TO DO
Without omitting anything, return the records precisely as given.

Dataset entries on figures
::::

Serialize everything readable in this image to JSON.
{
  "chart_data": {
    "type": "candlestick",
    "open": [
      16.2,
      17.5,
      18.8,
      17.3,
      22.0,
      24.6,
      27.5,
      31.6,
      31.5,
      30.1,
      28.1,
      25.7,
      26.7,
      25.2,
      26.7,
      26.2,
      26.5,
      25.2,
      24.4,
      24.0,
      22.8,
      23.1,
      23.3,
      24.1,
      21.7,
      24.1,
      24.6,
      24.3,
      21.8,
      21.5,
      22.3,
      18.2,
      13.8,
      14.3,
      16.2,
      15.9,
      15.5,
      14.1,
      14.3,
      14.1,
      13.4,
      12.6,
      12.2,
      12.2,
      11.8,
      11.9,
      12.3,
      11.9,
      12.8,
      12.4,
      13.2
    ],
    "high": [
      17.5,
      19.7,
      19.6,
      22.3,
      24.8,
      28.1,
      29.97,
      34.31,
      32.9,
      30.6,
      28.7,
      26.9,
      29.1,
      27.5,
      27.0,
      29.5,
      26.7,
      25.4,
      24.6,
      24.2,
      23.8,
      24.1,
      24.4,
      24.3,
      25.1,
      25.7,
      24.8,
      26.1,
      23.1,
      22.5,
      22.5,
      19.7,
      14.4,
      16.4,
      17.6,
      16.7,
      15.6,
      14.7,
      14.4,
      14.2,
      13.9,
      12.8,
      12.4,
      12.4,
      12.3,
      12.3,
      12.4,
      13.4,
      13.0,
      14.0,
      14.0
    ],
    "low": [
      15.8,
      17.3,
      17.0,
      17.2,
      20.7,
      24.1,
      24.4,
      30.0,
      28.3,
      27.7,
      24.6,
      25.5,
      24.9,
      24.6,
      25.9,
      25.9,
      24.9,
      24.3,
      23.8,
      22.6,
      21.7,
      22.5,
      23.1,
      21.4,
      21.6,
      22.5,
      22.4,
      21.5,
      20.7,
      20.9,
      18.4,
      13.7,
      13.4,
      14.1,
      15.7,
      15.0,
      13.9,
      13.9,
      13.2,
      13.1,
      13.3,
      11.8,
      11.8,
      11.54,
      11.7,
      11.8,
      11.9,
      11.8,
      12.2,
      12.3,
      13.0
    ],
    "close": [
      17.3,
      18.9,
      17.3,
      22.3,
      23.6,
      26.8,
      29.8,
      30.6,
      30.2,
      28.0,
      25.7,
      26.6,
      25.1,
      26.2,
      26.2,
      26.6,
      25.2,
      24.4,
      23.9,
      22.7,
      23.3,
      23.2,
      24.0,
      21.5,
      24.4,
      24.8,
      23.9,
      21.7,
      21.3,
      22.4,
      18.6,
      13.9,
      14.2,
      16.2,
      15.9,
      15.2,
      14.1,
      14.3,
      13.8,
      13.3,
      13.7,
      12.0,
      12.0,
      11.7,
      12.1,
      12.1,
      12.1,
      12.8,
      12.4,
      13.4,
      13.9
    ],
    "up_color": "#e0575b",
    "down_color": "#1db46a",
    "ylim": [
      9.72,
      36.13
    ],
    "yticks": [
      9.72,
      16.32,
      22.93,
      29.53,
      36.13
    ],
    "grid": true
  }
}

::::

COMPLETED EXERCISE
Serialize everything readable in this image to JSON.
{
  "chart_data": {
    "type": "candlestick",
    "open": [
      16.2,
      17.5,
      18.8,
      17.3,
      22.0,
      24.6,
      27.5,
      31.6,
      31.5,
      30.1,
      28.1,
      25.7,
      26.7,
      25.2,
      26.7,
      26.2,
      26.5,
      25.2,
      24.4,
      24.0,
      22.8,
      23.1,
      23.3,
      24.1,
      21.7,
      24.1,
      24.6,
      24.3,
      21.8,
      21.5,
      22.3,
      18.2,
      13.8,
      14.3,
      16.2,
      15.9,
      15.5,
      14.1,
      14.3,
      14.1,
      13.4,
      12.6,
      12.2,
      12.2,
      11.8,
      11.9,
      12.3,
      11.9,
      12.8,
      12.4,
      13.2
    ],
    "high": [
      17.5,
      19.7,
      19.6,
      22.3,
      24.8,
      28.1,
      29.97,
      34.31,
      32.9,
      30.6,
      28.7,
      26.9,
      29.1,
      27.5,
      27.0,
      29.5,
      26.7,
      25.4,
      24.6,
      24.2,
      23.8,
      24.1,
      24.4,
      24.3,
      25.1,
      25.7,
      24.8,
      26.1,
      23.1,
      22.5,
      22.5,
      19.7,
      14.4,
      16.4,
      17.6,
      16.7,
      15.6,
      14.7,
      14.4,
      14.2,
      13.9,
      12.8,
      12.4,
      12.4,
      12.3,
      12.3,
      12.4,
      13.4,
      13.0,
      14.0,
      14.0
    ],
    "low": [
      15.8,
      17.3,
      17.0,
      17.2,
      20.7,
      24.1,
      24.4,
      30.0,
      28.3,
      27.7,
      24.6,
      25.5,
      24.9,
      24.6,
      25.9,
      25.9,
      24.9,
      24.3,
      23.8,
      22.6,
      21.7,
      22.5,
      23.1,
      21.4,
      21.6,
      22.5,
      22.4,
      21.5,
      20.7,
      20.9,
      18.4,
      13.7,
      13.4,
      14.1,
      15.7,
      15.0,
      13.9,
      13.9,
      13.2,
      13.1,
      13.3,
      11.8,
      11.8,
      11.54,
      11.7,
      11.8,
      11.9,
      11.8,
      12.2,
      12.3,
      13.0
    ],
    "close": [
      17.3,
      18.9,
      17.3,
      22.3,
      23.6,
      26.8,
      29.8,
      30.6,
      30.2,
      28.0,
      25.7,
      26.6,
      25.1,
      26.2,
      26.2,
      26.6,
      25.2,
      24.4,
      23.9,
      22.7,
      23.3,
      23.2,
      24.0,
      21.5,
      24.4,
      24.8,
      23.9,
      21.7,
      21.3,
      22.4,
      18.6,
      13.9,
      14.2,
      16.2,
      15.9,
      15.2,
      14.1,
      14.3,
      13.8,
      13.3,
      13.7,
      12.0,
      12.0,
      11.7,
      12.1,
      12.1,
      12.1,
      12.8,
      12.4,
      13.4,
      13.9
    ],
    "up_color": "#e0575b",
    "down_color": "#1db46a",
    "ylim": [
      9.72,
      36.13
    ],
    "yticks": [
      9.72,
      16.32,
      22.93,
      29.53,
      36.13
    ],
    "grid": true
  }
}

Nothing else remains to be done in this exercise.